[EXERCISE DESCRIPTION]: Your answer should consist of the complete listing, repeated verbatim.

[RECORDS SHOWN]:
━━━━━━

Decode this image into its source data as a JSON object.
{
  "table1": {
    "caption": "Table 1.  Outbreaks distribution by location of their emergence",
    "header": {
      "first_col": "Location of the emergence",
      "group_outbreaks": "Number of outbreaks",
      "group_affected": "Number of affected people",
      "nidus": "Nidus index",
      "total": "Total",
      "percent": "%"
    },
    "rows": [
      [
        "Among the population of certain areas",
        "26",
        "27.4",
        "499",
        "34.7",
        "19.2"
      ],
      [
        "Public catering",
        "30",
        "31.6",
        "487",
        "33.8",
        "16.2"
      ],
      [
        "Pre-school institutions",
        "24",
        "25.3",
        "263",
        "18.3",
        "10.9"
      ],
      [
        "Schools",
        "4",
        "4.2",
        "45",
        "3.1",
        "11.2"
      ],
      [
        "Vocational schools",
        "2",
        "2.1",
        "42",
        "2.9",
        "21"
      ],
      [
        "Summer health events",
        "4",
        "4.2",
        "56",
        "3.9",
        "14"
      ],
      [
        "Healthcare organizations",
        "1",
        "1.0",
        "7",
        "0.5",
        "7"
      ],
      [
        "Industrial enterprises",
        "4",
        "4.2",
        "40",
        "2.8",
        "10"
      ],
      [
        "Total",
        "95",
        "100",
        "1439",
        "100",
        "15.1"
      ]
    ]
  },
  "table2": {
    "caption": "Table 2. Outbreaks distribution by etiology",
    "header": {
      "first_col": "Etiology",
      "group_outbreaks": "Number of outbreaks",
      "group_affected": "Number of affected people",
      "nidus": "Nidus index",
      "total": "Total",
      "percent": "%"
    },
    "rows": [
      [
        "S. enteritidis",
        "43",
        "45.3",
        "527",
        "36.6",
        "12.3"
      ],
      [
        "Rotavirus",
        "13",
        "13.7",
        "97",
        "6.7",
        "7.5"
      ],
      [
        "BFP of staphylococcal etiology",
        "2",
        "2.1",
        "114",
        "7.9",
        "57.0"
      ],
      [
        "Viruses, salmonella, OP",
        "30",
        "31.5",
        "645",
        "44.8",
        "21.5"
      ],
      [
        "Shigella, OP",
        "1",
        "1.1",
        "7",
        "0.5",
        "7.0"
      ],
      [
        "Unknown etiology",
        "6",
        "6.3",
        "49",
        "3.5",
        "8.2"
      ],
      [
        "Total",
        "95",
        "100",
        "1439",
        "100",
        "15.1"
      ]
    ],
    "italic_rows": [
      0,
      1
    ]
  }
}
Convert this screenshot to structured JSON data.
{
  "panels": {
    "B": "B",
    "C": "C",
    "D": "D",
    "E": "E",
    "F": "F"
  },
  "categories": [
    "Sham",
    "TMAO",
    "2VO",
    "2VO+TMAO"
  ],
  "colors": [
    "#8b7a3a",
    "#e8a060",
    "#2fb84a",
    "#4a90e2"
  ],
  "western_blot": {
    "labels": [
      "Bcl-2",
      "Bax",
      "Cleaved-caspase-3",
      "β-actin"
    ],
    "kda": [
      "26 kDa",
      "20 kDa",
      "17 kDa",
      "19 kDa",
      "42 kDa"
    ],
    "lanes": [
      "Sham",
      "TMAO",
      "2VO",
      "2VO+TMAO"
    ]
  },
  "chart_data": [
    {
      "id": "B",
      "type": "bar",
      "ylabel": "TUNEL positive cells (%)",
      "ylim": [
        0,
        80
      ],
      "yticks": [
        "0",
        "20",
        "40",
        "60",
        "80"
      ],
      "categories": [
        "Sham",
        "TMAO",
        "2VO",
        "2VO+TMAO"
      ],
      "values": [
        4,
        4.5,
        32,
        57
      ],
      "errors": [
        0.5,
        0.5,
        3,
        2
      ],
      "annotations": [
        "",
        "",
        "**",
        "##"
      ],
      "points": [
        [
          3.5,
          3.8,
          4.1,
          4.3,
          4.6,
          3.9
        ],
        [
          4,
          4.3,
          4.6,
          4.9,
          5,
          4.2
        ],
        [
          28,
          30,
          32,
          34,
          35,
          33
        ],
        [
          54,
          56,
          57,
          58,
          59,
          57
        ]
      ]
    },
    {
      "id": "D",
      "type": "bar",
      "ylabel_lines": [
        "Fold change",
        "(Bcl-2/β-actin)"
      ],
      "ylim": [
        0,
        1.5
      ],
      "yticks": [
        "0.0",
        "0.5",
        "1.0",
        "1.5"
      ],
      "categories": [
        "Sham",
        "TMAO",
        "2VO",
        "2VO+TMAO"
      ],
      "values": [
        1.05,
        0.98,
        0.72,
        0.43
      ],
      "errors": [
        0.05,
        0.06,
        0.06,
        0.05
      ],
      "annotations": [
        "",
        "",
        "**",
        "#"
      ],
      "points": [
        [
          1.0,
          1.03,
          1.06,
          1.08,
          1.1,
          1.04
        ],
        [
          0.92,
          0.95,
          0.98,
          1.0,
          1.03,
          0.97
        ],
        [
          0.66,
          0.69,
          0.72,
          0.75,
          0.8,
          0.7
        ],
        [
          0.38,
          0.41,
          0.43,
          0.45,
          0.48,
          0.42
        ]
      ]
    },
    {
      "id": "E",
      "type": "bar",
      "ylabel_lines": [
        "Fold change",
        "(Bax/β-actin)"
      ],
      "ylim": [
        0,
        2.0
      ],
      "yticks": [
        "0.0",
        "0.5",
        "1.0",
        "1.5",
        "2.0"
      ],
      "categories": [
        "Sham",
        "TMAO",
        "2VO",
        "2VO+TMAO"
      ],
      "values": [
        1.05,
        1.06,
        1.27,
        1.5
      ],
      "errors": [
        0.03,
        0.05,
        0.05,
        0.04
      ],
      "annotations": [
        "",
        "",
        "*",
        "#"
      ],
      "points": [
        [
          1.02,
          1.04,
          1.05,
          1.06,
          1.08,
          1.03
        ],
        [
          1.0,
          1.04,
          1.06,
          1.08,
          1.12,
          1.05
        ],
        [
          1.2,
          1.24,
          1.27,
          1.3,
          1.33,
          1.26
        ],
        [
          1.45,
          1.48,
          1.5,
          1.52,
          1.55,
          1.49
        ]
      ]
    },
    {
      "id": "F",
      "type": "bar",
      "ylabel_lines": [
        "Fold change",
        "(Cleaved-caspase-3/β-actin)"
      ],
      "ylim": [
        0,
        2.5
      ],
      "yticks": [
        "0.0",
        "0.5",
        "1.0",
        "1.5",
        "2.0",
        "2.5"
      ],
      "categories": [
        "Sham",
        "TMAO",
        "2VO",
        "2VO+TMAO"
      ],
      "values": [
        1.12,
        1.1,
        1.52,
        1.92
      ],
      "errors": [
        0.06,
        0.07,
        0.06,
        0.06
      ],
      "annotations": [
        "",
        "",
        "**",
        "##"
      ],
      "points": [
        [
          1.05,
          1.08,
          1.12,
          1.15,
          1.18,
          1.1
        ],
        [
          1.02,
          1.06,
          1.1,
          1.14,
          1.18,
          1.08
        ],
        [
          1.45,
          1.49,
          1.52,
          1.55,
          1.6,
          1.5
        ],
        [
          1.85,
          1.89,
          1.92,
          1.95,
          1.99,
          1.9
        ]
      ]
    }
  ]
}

━━━━━━

[THE COMPLETED TASK]:
Decode this image into its source data as a JSON object.
{
  "table1": {
    "caption": "Table 1.  Outbreaks distribution by location of their emergence",
    "header": {
      "first_col": "Location of the emergence",
      "group_outbreaks": "Number of outbreaks",
      "group_affected": "Number of affected people",
      "nidus": "Nidus index",
      "total": "Total",
      "percent": "%"
    },
    "rows": [
      [
        "Among the population of certain areas",
        "26",
        "27.4",
        "499",
        "34.7",
        "19.2"
      ],
      [
        "Public catering",
        "30",
        "31.6",
        "487",
        "33.8",
        "16.2"
      ],
      [
        "Pre-school institutions",
        "24",
        "25.3",
        "263",
        "18.3",
        "10.9"
      ],
      [
        "Schools",
        "4",
        "4.2",
        "45",
        "3.1",
        "11.2"
      ],
      [
        "Vocational schools",
        "2",
        "2.1",
        "42",
        "2.9",
        "21"
      ],
      [
        "Summer health events",
        "4",
        "4.2",
        "56",
        "3.9",
        "14"
      ],
      [
        "Healthcare organizations",
        "1",
        "1.0",
        "7",
        "0.5",
        "7"
      ],
      [
        "Industrial enterprises",
        "4",
        "4.2",
        "40",
        "2.8",
        "10"
      ],
      [
        "Total",
        "95",
        "100",
        "1439",
        "100",
        "15.1"
      ]
    ]
  },
  "table2": {
    "caption": "Table 2. Outbreaks distribution by etiology",
    "header": {
      "first_col": "Etiology",
      "group_outbreaks": "Number of outbreaks",
      "group_affected": "Number of affected people",
      "nidus": "Nidus index",
      "total": "Total",
      "percent": "%"
    },
    "rows": [
      [
        "S. enteritidis",
        "43",
        "45.3",
        "527",
        "36.6",
        "12.3"
      ],
      [
        "Rotavirus",
        "13",
        "13.7",
        "97",
        "6.7",
        "7.5"
      ],
      [
        "BFP of staphylococcal etiology",
        "2",
        "2.1",
        "114",
        "7.9",
        "57.0"
      ],
      [
        "Viruses, salmonella, OP",
        "30",
        "31.5",
        "645",
        "44.8",
        "21.5"
      ],
      [
        "Shigella, OP",
        "1",
        "1.1",
        "7",
        "0.5",
        "7.0"
      ],
      [
        "Unknown etiology",
        "6",
        "6.3",
        "49",
        "3.5",
        "8.2"
      ],
      [
        "Total",
        "95",
        "100",
        "1439",
        "100",
        "15.1"
      ]
    ],
    "italic_rows": [
      0,
      1
    ]
  }
}
Convert this screenshot to structured JSON data.
{
  "panels": {
    "B": "B",
    "C": "C",
    "D": "D",
    "E": "E",
    "F": "F"
  },
  "categories": [
    "Sham",
    "TMAO",
    "2VO",
    "2VO+TMAO"
  ],
  "colors": [
    "#8b7a3a",
    "#e8a060",
    "#2fb84a",
    "#4a90e2"
  ],
  "western_blot": {
    "labels": [
      "Bcl-2",
      "Bax",
      "Cleaved-caspase-3",
      "β-actin"
    ],
    "kda": [
      "26 kDa",
      "20 kDa",
      "17 kDa",
      "19 kDa",
      "42 kDa"
    ],
    "lanes": [
      "Sham",
      "TMAO",
      "2VO",
      "2VO+TMAO"
    ]
  },
  "chart_data": [
    {
      "id": "B",
      "type": "bar",
      "ylabel": "TUNEL positive cells (%)",
      "ylim": [
        0,
        80
      ],
      "yticks": [
        "0",
        "20",
        "40",
        "60",
        "80"
      ],
      "categories": [
        "Sham",
        "TMAO",
        "2VO",
        "2VO+TMAO"
      ],
      "values": [
        4,
        4.5,
        32,
        57
      ],
      "errors": [
        0.5,
        0.5,
        3,
        2
      ],
      "annotations": [
        "",
        "",
        "**",
        "##"
      ],
      "points": [
        [
          3.5,
          3.8,
          4.1,
          4.3,
          4.6,
          3.9
        ],
        [
          4,
          4.3,
          4.6,
          4.9,
          5,
          4.2
        ],
        [
          28,
          30,
          32,
          34,
          35,
          33
        ],
        [
          54,
          56,
          57,
          58,
          59,
          57
        ]
      ]
    },
    {
      "id": "D",
      "type": "bar",
      "ylabel_lines": [
        "Fold change",
        "(Bcl-2/β-actin)"
      ],
      "ylim": [
        0,
        1.5
      ],
      "yticks": [
        "0.0",
        "0.5",
        "1.0",
        "1.5"
      ],
      "categories": [
        "Sham",
        "TMAO",
        "2VO",
        "2VO+TMAO"
      ],
      "values": [
        1.05,
        0.98,
        0.72,
        0.43
      ],
      "errors": [
        0.05,
        0.06,
        0.06,
        0.05
      ],
      "annotations": [
        "",
        "",
        "**",
        "#"
      ],
      "points": [
        [
          1.0,
          1.03,
          1.06,
          1.08,
          1.1,
          1.04
        ],
        [
          0.92,
          0.95,
          0.98,
          1.0,
          1.03,
          0.97
        ],
        [
          0.66,
          0.69,
          0.72,
          0.75,
          0.8,
          0.7
        ],
        [
          0.38,
          0.41,
          0.43,
          0.45,
          0.48,
          0.42
        ]
      ]
    },
    {
      "id": "E",
      "type": "bar",
      "ylabel_lines": [
        "Fold change",
        "(Bax/β-actin)"
      ],
      "ylim": [
        0,
        2.0
      ],
      "yticks": [
        "0.0",
        "0.5",
        "1.0",
        "1.5",
        "2.0"
      ],
      "categories": [
        "Sham",
        "TMAO",
        "2VO",
        "2VO+TMAO"
      ],
      "values": [
        1.05,
        1.06,
        1.27,
        1.5
      ],
      "errors": [
        0.03,
        0.05,
        0.05,
        0.04
      ],
      "annotations": [
        "",
        "",
        "*",
        "#"
      ],
      "points": [
        [
          1.02,
          1.04,
          1.05,
          1.06,
          1.08,
          1.03
        ],
        [
          1.0,
          1.04,
          1.06,
          1.08,
          1.12,
          1.05
        ],
        [
          1.2,
          1.24,
          1.27,
          1.3,
          1.33,
          1.26
        ],
        [
          1.45,
          1.48,
          1.5,
          1.52,
          1.55,
          1.49
        ]
      ]
    },
    {
      "id": "F",
      "type": "bar",
      "ylabel_lines": [
        "Fold change",
        "(Cleaved-caspase-3/β-actin)"
      ],
      "ylim": [
        0,
        2.5
      ],
      "yticks": [
        "0.0",
        "0.5",
        "1.0",
        "1.5",
        "2.0",
        "2.5"
      ],
      "categories": [
        "Sham",
        "TMAO",
        "2VO",
        "2VO+TMAO"
      ],
      "values": [
        1.12,
        1.1,
        1.52,
        1.92
      ],
      "errors": [
        0.06,
        0.07,
        0.06,
        0.06
      ],
      "annotations": [
        "",
        "",
        "**",
        "##"
      ],
      "points": [
        [
          1.05,
          1.08,
          1.12,
          1.15,
          1.18,
          1.1
        ],
        [
          1.02,
          1.06,
          1.1,
          1.14,
          1.18,
          1.08
        ],
        [
          1.45,
          1.49,
          1.52,
          1.55,
          1.6,
          1.5
        ],
        [
          1.85,
          1.89,
          1.92,
          1.95,
          1.99,
          1.9
        ]
      ]
    }
  ]
}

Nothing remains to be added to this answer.